**What is expected:**
Search the data below for the string "structured". Extract every line that contains it.

**Task material:**
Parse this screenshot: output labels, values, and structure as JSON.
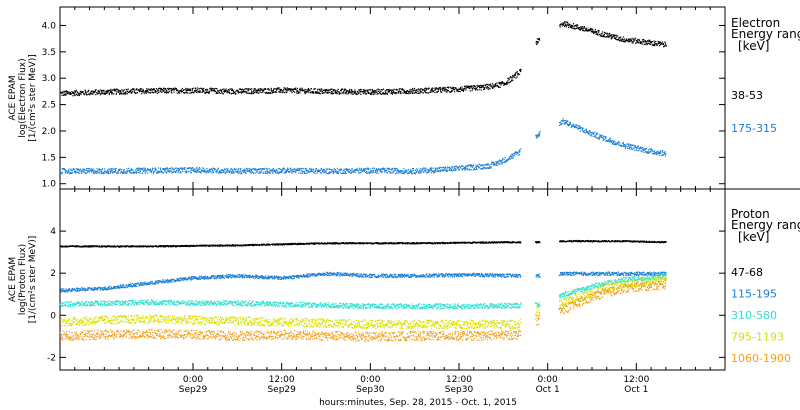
{
  "chart_data": [
    {
      "type": "scatter",
      "panel": "top",
      "ylabel_lines": [
        "ACE EPAM",
        "log(Electron Flux)",
        "[1/(cm²s ster MeV)]"
      ],
      "ylim": [
        0.9,
        4.35
      ],
      "yticks": [
        "1.0",
        "1.5",
        "2.0",
        "2.5",
        "3.0",
        "3.5",
        "4.0"
      ],
      "ytick_values": [
        1.0,
        1.5,
        2.0,
        2.5,
        3.0,
        3.5,
        4.0
      ],
      "legend": {
        "title_lines": [
          "Electron",
          "Energy ranges"
        ],
        "unit": "[keV]",
        "placement": "right"
      },
      "series": [
        {
          "name": "38-53",
          "color": "#000000",
          "points": [
            [
              0,
              2.72
            ],
            [
              6,
              2.75
            ],
            [
              12,
              2.77
            ],
            [
              18,
              2.78
            ],
            [
              24,
              2.76
            ],
            [
              30,
              2.78
            ],
            [
              36,
              2.76
            ],
            [
              42,
              2.75
            ],
            [
              48,
              2.77
            ],
            [
              54,
              2.8
            ],
            [
              58,
              2.85
            ],
            [
              60,
              2.9
            ],
            [
              62,
              3.1
            ],
            [
              63.5,
              3.6
            ],
            [
              68,
              4.05
            ],
            [
              72,
              3.9
            ],
            [
              76,
              3.75
            ],
            [
              80,
              3.68
            ],
            [
              82,
              3.64
            ]
          ],
          "jitter": 0.05
        },
        {
          "name": "175-315",
          "color": "#1c7fd6",
          "points": [
            [
              0,
              1.25
            ],
            [
              6,
              1.25
            ],
            [
              12,
              1.26
            ],
            [
              18,
              1.27
            ],
            [
              24,
              1.25
            ],
            [
              30,
              1.26
            ],
            [
              36,
              1.25
            ],
            [
              42,
              1.26
            ],
            [
              48,
              1.25
            ],
            [
              54,
              1.3
            ],
            [
              58,
              1.35
            ],
            [
              60,
              1.45
            ],
            [
              62,
              1.6
            ],
            [
              63.5,
              1.85
            ],
            [
              68,
              2.2
            ],
            [
              72,
              1.95
            ],
            [
              76,
              1.75
            ],
            [
              80,
              1.62
            ],
            [
              82,
              1.58
            ]
          ],
          "jitter": 0.05
        }
      ]
    },
    {
      "type": "scatter",
      "panel": "bottom",
      "ylabel_lines": [
        "ACE EPAM",
        "log(Proton Flux)",
        "[1/(cm²s ster MeV)]"
      ],
      "ylim": [
        -2.6,
        6.0
      ],
      "yticks": [
        "-2",
        "0",
        "2",
        "4"
      ],
      "ytick_values": [
        -2,
        0,
        2,
        4
      ],
      "legend": {
        "title_lines": [
          "Proton",
          "Energy ranges"
        ],
        "unit": "[keV]",
        "placement": "right"
      },
      "series": [
        {
          "name": "47-68",
          "color": "#000000",
          "points": [
            [
              0,
              3.3
            ],
            [
              12,
              3.3
            ],
            [
              24,
              3.35
            ],
            [
              36,
              3.45
            ],
            [
              48,
              3.45
            ],
            [
              62,
              3.5
            ],
            [
              64.5,
              3.5
            ],
            [
              68,
              3.55
            ],
            [
              76,
              3.55
            ],
            [
              82,
              3.5
            ]
          ],
          "jitter": 0.03
        },
        {
          "name": "115-195",
          "color": "#1c7fd6",
          "points": [
            [
              0,
              1.2
            ],
            [
              6,
              1.3
            ],
            [
              12,
              1.55
            ],
            [
              18,
              1.8
            ],
            [
              24,
              1.9
            ],
            [
              30,
              1.8
            ],
            [
              36,
              2.0
            ],
            [
              42,
              1.9
            ],
            [
              48,
              1.9
            ],
            [
              56,
              1.95
            ],
            [
              62,
              1.9
            ],
            [
              64.5,
              1.9
            ],
            [
              68,
              2.0
            ],
            [
              76,
              2.0
            ],
            [
              82,
              2.0
            ]
          ],
          "jitter": 0.08
        },
        {
          "name": "310-580",
          "color": "#2ee0d0",
          "points": [
            [
              0,
              0.55
            ],
            [
              6,
              0.6
            ],
            [
              12,
              0.65
            ],
            [
              18,
              0.6
            ],
            [
              24,
              0.6
            ],
            [
              30,
              0.55
            ],
            [
              36,
              0.5
            ],
            [
              42,
              0.45
            ],
            [
              48,
              0.45
            ],
            [
              56,
              0.45
            ],
            [
              62,
              0.5
            ],
            [
              64.5,
              0.5
            ],
            [
              68,
              1.0
            ],
            [
              72,
              1.4
            ],
            [
              76,
              1.7
            ],
            [
              82,
              1.9
            ]
          ],
          "jitter": 0.12
        },
        {
          "name": "795-1193",
          "color": "#d8e000",
          "points": [
            [
              0,
              -0.3
            ],
            [
              6,
              -0.2
            ],
            [
              12,
              -0.15
            ],
            [
              18,
              -0.2
            ],
            [
              24,
              -0.25
            ],
            [
              30,
              -0.3
            ],
            [
              36,
              -0.35
            ],
            [
              42,
              -0.4
            ],
            [
              48,
              -0.4
            ],
            [
              56,
              -0.4
            ],
            [
              62,
              -0.4
            ],
            [
              64.5,
              0.2
            ],
            [
              68,
              0.6
            ],
            [
              72,
              1.1
            ],
            [
              76,
              1.5
            ],
            [
              82,
              1.7
            ]
          ],
          "jitter": 0.2
        },
        {
          "name": "1060-1900",
          "color": "#f0a020",
          "points": [
            [
              0,
              -0.95
            ],
            [
              6,
              -0.9
            ],
            [
              12,
              -0.85
            ],
            [
              18,
              -0.9
            ],
            [
              24,
              -0.95
            ],
            [
              30,
              -0.9
            ],
            [
              36,
              -0.95
            ],
            [
              42,
              -1.0
            ],
            [
              48,
              -0.95
            ],
            [
              56,
              -0.95
            ],
            [
              62,
              -0.9
            ],
            [
              64.5,
              -0.2
            ],
            [
              68,
              0.3
            ],
            [
              72,
              0.9
            ],
            [
              76,
              1.3
            ],
            [
              82,
              1.5
            ]
          ],
          "jitter": 0.22
        }
      ]
    }
  ],
  "x_axis": {
    "range_hours": [
      0,
      90
    ],
    "tick_times": [
      "0:00",
      "12:00",
      "0:00",
      "12:00",
      "0:00",
      "12:00"
    ],
    "tick_dates": [
      "Sep29",
      "Sep29",
      "Sep30",
      "Sep30",
      "Oct 1",
      "Oct 1"
    ],
    "tick_hours": [
      18,
      30,
      42,
      54,
      66,
      78
    ],
    "xlabel": "hours:minutes, Sep. 28, 2015 - Oct. 1, 2015"
  }
}
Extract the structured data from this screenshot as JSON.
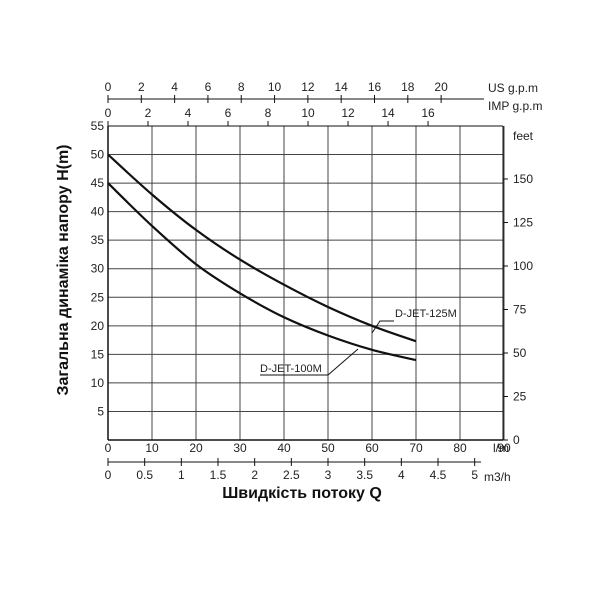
{
  "chart_data": {
    "type": "line",
    "ylabel": "Загальна динаміка напору H(m)",
    "xlabel": "Швидкість потоку Q",
    "ylim": [
      0,
      55
    ],
    "y_ticks": [
      0,
      5,
      10,
      15,
      20,
      25,
      30,
      35,
      40,
      45,
      50,
      55
    ],
    "y_right": {
      "unit": "feet",
      "ticks": [
        0,
        25,
        50,
        75,
        100,
        125,
        150
      ]
    },
    "x_axes": {
      "us_gpm": {
        "unit": "US g.p.m",
        "ticks": [
          0,
          2,
          4,
          6,
          8,
          10,
          12,
          14,
          16,
          18,
          20
        ]
      },
      "imp_gpm": {
        "unit": "IMP g.p.m",
        "ticks": [
          0,
          2,
          4,
          6,
          8,
          10,
          12,
          14,
          16
        ]
      },
      "l_min": {
        "unit": "l/m",
        "ticks": [
          0,
          10,
          20,
          30,
          40,
          50,
          60,
          70,
          80,
          90
        ]
      },
      "m3_h": {
        "unit": "m3/h",
        "ticks": [
          "0",
          "0.5",
          "1",
          "1.5",
          "2",
          "2.5",
          "3",
          "3.5",
          "4",
          "4.5",
          "5"
        ]
      }
    },
    "xlim_l_min": [
      0,
      90
    ],
    "grid": true,
    "series": [
      {
        "name": "D-JET-125M",
        "x": [
          0,
          10,
          20,
          30,
          40,
          50,
          60,
          70
        ],
        "y": [
          50,
          43,
          36.8,
          31.6,
          27.2,
          23.3,
          20.0,
          17.3
        ]
      },
      {
        "name": "D-JET-100M",
        "x": [
          0,
          10,
          20,
          30,
          40,
          50,
          60,
          70
        ],
        "y": [
          45,
          37.5,
          30.8,
          25.7,
          21.5,
          18.3,
          15.8,
          14.0
        ]
      }
    ],
    "colors": {
      "line": "#111111",
      "grid": "#444444"
    }
  }
}
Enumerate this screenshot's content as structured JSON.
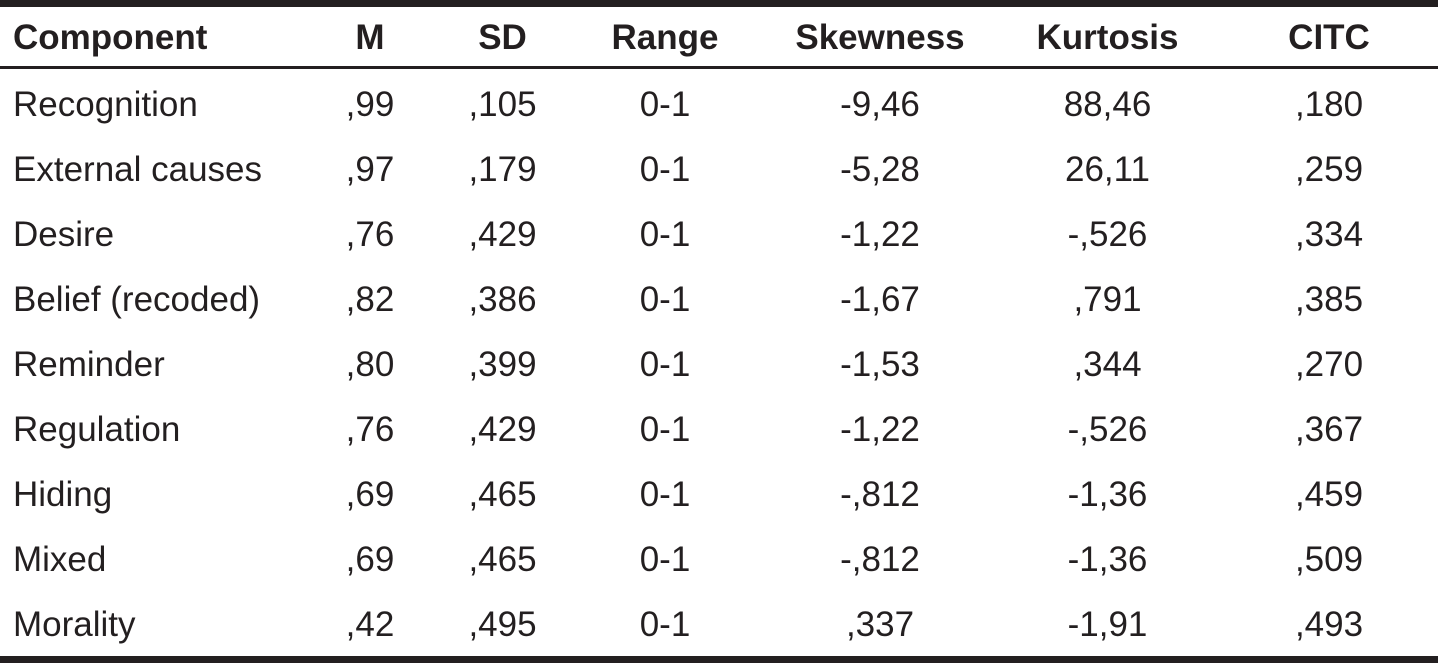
{
  "table": {
    "columns": [
      "Component",
      "M",
      "SD",
      "Range",
      "Skewness",
      "Kurtosis",
      "CITC"
    ],
    "rows": [
      [
        "Recognition",
        ",99",
        ",105",
        "0-1",
        "-9,46",
        "88,46",
        ",180"
      ],
      [
        "External causes",
        ",97",
        ",179",
        "0-1",
        "-5,28",
        "26,11",
        ",259"
      ],
      [
        "Desire",
        ",76",
        ",429",
        "0-1",
        "-1,22",
        "-,526",
        ",334"
      ],
      [
        "Belief (recoded)",
        ",82",
        ",386",
        "0-1",
        "-1,67",
        ",791",
        ",385"
      ],
      [
        "Reminder",
        ",80",
        ",399",
        "0-1",
        "-1,53",
        ",344",
        ",270"
      ],
      [
        "Regulation",
        ",76",
        ",429",
        "0-1",
        "-1,22",
        "-,526",
        ",367"
      ],
      [
        "Hiding",
        ",69",
        ",465",
        "0-1",
        "-,812",
        "-1,36",
        ",459"
      ],
      [
        "Mixed",
        ",69",
        ",465",
        "0-1",
        "-,812",
        "-1,36",
        ",509"
      ],
      [
        "Morality",
        ",42",
        ",495",
        "0-1",
        ",337",
        "-1,91",
        ",493"
      ]
    ]
  }
}
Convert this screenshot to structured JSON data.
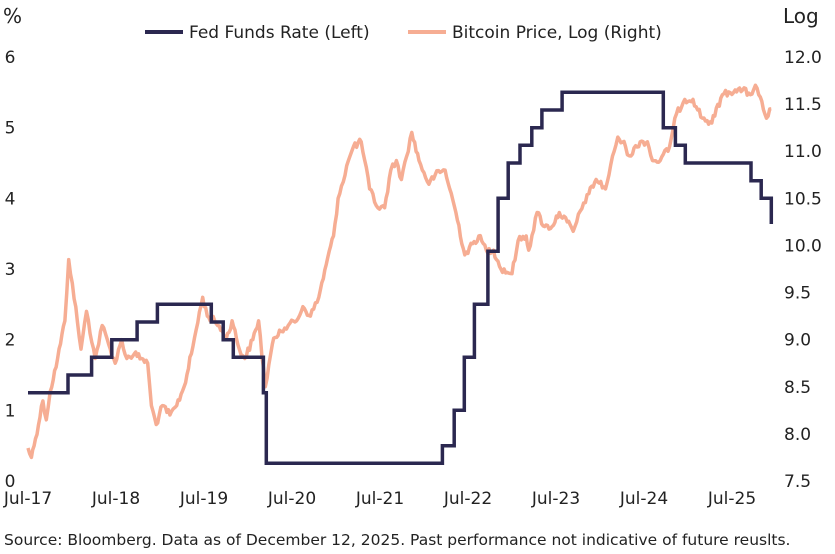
{
  "chart_data": {
    "type": "line",
    "title": "",
    "left_axis_label": "%",
    "right_axis_label": "Log",
    "x_tick_labels": [
      "Jul-17",
      "Jul-18",
      "Jul-19",
      "Jul-20",
      "Jul-21",
      "Jul-22",
      "Jul-23",
      "Jul-24",
      "Jul-25"
    ],
    "left_tick_labels": [
      "0",
      "1",
      "2",
      "3",
      "4",
      "5",
      "6"
    ],
    "right_tick_labels": [
      "7.5",
      "8.0",
      "8.5",
      "9.0",
      "9.5",
      "10.0",
      "10.5",
      "11.0",
      "11.5",
      "12.0"
    ],
    "ylim_left": [
      0,
      6
    ],
    "ylim_right": [
      7.5,
      12.0
    ],
    "x_range": [
      "2017-07",
      "2025-12"
    ],
    "grid": false,
    "legend_position": "top",
    "colors": {
      "fed": "#2b2850",
      "btc": "#f6ad93"
    },
    "series": [
      {
        "name": "Fed Funds Rate (Left)",
        "axis": "left",
        "step": true,
        "points": [
          [
            "2017-07-01",
            1.25
          ],
          [
            "2017-12-14",
            1.5
          ],
          [
            "2018-03-22",
            1.75
          ],
          [
            "2018-06-14",
            2.0
          ],
          [
            "2018-09-27",
            2.25
          ],
          [
            "2018-12-20",
            2.5
          ],
          [
            "2019-08-01",
            2.25
          ],
          [
            "2019-09-19",
            2.0
          ],
          [
            "2019-10-31",
            1.75
          ],
          [
            "2020-03-04",
            1.25
          ],
          [
            "2020-03-16",
            0.25
          ],
          [
            "2022-03-17",
            0.5
          ],
          [
            "2022-05-05",
            1.0
          ],
          [
            "2022-06-16",
            1.75
          ],
          [
            "2022-07-28",
            2.5
          ],
          [
            "2022-09-22",
            3.25
          ],
          [
            "2022-11-03",
            4.0
          ],
          [
            "2022-12-15",
            4.5
          ],
          [
            "2023-02-02",
            4.75
          ],
          [
            "2023-03-23",
            5.0
          ],
          [
            "2023-05-04",
            5.25
          ],
          [
            "2023-07-27",
            5.5
          ],
          [
            "2024-09-19",
            5.0
          ],
          [
            "2024-11-08",
            4.75
          ],
          [
            "2024-12-19",
            4.5
          ],
          [
            "2025-09-18",
            4.25
          ],
          [
            "2025-10-30",
            4.0
          ],
          [
            "2025-12-11",
            3.75
          ]
        ]
      },
      {
        "name": "Bitcoin Price, Log (Right)",
        "axis": "right",
        "step": false,
        "points": [
          [
            "2017-07-01",
            7.85
          ],
          [
            "2017-07-15",
            7.75
          ],
          [
            "2017-08-01",
            7.95
          ],
          [
            "2017-09-01",
            8.35
          ],
          [
            "2017-09-15",
            8.15
          ],
          [
            "2017-10-01",
            8.45
          ],
          [
            "2017-11-01",
            8.8
          ],
          [
            "2017-12-01",
            9.2
          ],
          [
            "2017-12-17",
            9.85
          ],
          [
            "2018-01-01",
            9.6
          ],
          [
            "2018-02-06",
            8.9
          ],
          [
            "2018-03-01",
            9.3
          ],
          [
            "2018-04-06",
            8.8
          ],
          [
            "2018-05-05",
            9.15
          ],
          [
            "2018-06-01",
            8.95
          ],
          [
            "2018-06-28",
            8.75
          ],
          [
            "2018-07-25",
            9.0
          ],
          [
            "2018-08-15",
            8.8
          ],
          [
            "2018-09-15",
            8.85
          ],
          [
            "2018-10-15",
            8.8
          ],
          [
            "2018-11-10",
            8.75
          ],
          [
            "2018-11-25",
            8.3
          ],
          [
            "2018-12-15",
            8.1
          ],
          [
            "2019-01-10",
            8.3
          ],
          [
            "2019-02-10",
            8.2
          ],
          [
            "2019-03-10",
            8.3
          ],
          [
            "2019-04-10",
            8.5
          ],
          [
            "2019-05-10",
            8.85
          ],
          [
            "2019-06-26",
            9.45
          ],
          [
            "2019-07-15",
            9.25
          ],
          [
            "2019-08-15",
            9.2
          ],
          [
            "2019-09-15",
            9.1
          ],
          [
            "2019-10-01",
            9.0
          ],
          [
            "2019-10-26",
            9.2
          ],
          [
            "2019-11-25",
            8.9
          ],
          [
            "2019-12-18",
            8.8
          ],
          [
            "2020-01-20",
            9.0
          ],
          [
            "2020-02-13",
            9.2
          ],
          [
            "2020-03-12",
            8.5
          ],
          [
            "2020-04-10",
            8.95
          ],
          [
            "2020-05-10",
            9.1
          ],
          [
            "2020-06-15",
            9.15
          ],
          [
            "2020-07-20",
            9.2
          ],
          [
            "2020-08-15",
            9.35
          ],
          [
            "2020-09-15",
            9.25
          ],
          [
            "2020-10-20",
            9.45
          ],
          [
            "2020-11-20",
            9.8
          ],
          [
            "2020-12-20",
            10.1
          ],
          [
            "2021-01-08",
            10.5
          ],
          [
            "2021-02-20",
            10.9
          ],
          [
            "2021-03-13",
            11.05
          ],
          [
            "2021-04-14",
            11.1
          ],
          [
            "2021-05-19",
            10.6
          ],
          [
            "2021-06-22",
            10.4
          ],
          [
            "2021-07-20",
            10.4
          ],
          [
            "2021-08-15",
            10.8
          ],
          [
            "2021-09-07",
            10.9
          ],
          [
            "2021-09-28",
            10.7
          ],
          [
            "2021-11-10",
            11.2
          ],
          [
            "2021-12-10",
            10.9
          ],
          [
            "2022-01-20",
            10.65
          ],
          [
            "2022-02-15",
            10.75
          ],
          [
            "2022-03-28",
            10.8
          ],
          [
            "2022-05-12",
            10.35
          ],
          [
            "2022-06-18",
            9.9
          ],
          [
            "2022-08-15",
            10.1
          ],
          [
            "2022-09-15",
            9.95
          ],
          [
            "2022-10-15",
            9.95
          ],
          [
            "2022-11-15",
            9.75
          ],
          [
            "2022-12-31",
            9.7
          ],
          [
            "2023-01-25",
            10.05
          ],
          [
            "2023-02-28",
            10.1
          ],
          [
            "2023-03-10",
            9.95
          ],
          [
            "2023-04-14",
            10.35
          ],
          [
            "2023-05-15",
            10.2
          ],
          [
            "2023-06-15",
            10.2
          ],
          [
            "2023-07-15",
            10.35
          ],
          [
            "2023-08-17",
            10.25
          ],
          [
            "2023-09-11",
            10.15
          ],
          [
            "2023-10-24",
            10.45
          ],
          [
            "2023-11-15",
            10.55
          ],
          [
            "2023-12-15",
            10.7
          ],
          [
            "2024-01-23",
            10.6
          ],
          [
            "2024-02-28",
            11.0
          ],
          [
            "2024-03-14",
            11.15
          ],
          [
            "2024-04-15",
            11.05
          ],
          [
            "2024-05-01",
            10.95
          ],
          [
            "2024-06-15",
            11.1
          ],
          [
            "2024-07-15",
            11.1
          ],
          [
            "2024-08-05",
            10.9
          ],
          [
            "2024-09-06",
            10.9
          ],
          [
            "2024-10-15",
            11.05
          ],
          [
            "2024-11-13",
            11.4
          ],
          [
            "2024-12-17",
            11.55
          ],
          [
            "2025-01-20",
            11.55
          ],
          [
            "2025-02-28",
            11.35
          ],
          [
            "2025-04-08",
            11.3
          ],
          [
            "2025-05-22",
            11.6
          ],
          [
            "2025-07-14",
            11.65
          ],
          [
            "2025-08-14",
            11.65
          ],
          [
            "2025-09-15",
            11.6
          ],
          [
            "2025-10-06",
            11.7
          ],
          [
            "2025-10-20",
            11.6
          ],
          [
            "2025-11-21",
            11.35
          ],
          [
            "2025-12-11",
            11.45
          ]
        ]
      }
    ]
  },
  "source_note": "Source: Bloomberg. Data as of December 12, 2025. Past performance not indicative of future reuslts."
}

**Response to this exercise:**
Extract the structured data from this screenshot as JSON.
Enumerate this screenshot's content as structured JSON.
Convert this screenshot to structured JSON data.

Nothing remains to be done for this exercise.